What is needed -> Below are the records; pull every line that includes "supplements".

Top of Materials provided

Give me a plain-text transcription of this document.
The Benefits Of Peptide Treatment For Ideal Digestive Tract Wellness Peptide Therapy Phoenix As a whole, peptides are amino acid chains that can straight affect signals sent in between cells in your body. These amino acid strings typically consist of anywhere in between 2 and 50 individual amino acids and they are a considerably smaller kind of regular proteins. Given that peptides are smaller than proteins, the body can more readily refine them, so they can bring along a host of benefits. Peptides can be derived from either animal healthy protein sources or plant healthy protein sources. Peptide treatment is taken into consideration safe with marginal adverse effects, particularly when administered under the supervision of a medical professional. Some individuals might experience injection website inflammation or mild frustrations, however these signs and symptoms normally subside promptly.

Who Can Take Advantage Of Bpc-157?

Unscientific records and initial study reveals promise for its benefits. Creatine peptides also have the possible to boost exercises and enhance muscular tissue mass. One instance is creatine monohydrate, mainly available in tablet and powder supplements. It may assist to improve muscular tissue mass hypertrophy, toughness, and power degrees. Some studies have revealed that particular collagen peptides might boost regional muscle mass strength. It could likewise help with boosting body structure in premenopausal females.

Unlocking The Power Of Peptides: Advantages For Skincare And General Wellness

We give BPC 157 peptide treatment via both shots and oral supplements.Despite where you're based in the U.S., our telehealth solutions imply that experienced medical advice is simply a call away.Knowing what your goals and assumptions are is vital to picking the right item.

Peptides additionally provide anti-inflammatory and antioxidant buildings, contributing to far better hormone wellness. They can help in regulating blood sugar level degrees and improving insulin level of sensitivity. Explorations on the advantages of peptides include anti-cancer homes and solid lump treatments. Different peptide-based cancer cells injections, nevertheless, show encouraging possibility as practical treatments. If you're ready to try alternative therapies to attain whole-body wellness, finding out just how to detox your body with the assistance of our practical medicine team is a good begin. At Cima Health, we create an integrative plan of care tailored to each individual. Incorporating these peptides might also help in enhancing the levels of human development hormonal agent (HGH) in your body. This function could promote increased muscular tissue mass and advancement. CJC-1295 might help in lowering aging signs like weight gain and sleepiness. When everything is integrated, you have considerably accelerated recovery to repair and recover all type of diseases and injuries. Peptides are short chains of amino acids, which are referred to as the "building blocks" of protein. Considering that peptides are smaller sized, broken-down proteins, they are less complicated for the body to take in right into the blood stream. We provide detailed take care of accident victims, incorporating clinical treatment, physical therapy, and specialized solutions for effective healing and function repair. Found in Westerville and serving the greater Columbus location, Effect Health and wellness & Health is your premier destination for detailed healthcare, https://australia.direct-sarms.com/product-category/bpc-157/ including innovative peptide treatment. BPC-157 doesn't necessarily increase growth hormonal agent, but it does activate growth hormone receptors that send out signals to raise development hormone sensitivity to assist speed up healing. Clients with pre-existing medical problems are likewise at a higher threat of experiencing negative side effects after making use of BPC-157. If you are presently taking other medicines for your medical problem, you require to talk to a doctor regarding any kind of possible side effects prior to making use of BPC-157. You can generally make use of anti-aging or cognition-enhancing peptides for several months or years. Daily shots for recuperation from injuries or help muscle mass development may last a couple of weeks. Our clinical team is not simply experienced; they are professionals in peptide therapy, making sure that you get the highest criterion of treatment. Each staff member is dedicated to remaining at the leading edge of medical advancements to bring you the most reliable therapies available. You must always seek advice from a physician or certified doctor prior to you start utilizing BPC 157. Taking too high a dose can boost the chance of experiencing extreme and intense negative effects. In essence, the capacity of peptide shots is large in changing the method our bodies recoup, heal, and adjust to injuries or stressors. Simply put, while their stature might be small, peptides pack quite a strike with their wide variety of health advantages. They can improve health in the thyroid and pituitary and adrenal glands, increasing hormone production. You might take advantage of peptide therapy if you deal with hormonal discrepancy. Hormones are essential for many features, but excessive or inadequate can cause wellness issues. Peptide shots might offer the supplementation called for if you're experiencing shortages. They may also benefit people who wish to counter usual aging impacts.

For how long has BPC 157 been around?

Bottom of Materials provided

Response for this exercise ->
Unscientific records and initial study reveals promise for its benefits. Creatine peptides also have the possible to boost exercises and enhance muscular tissue mass. One instance is creatine monohydrate, mainly available in tablet and powder supplements. It may assist to improve muscular tissue mass hypertrophy, toughness, and power degrees. Some studies have revealed that particular collagen peptides might boost regional muscle mass strength. It could likewise help with boosting body structure in premenopausal females.
We give BPC 157 peptide treatment via both shots and oral supplements.Despite where you're based in the U.S., our telehealth solutions imply that experienced medical advice is simply a call away.Knowing what your goals and assumptions are is vital to picking the right item.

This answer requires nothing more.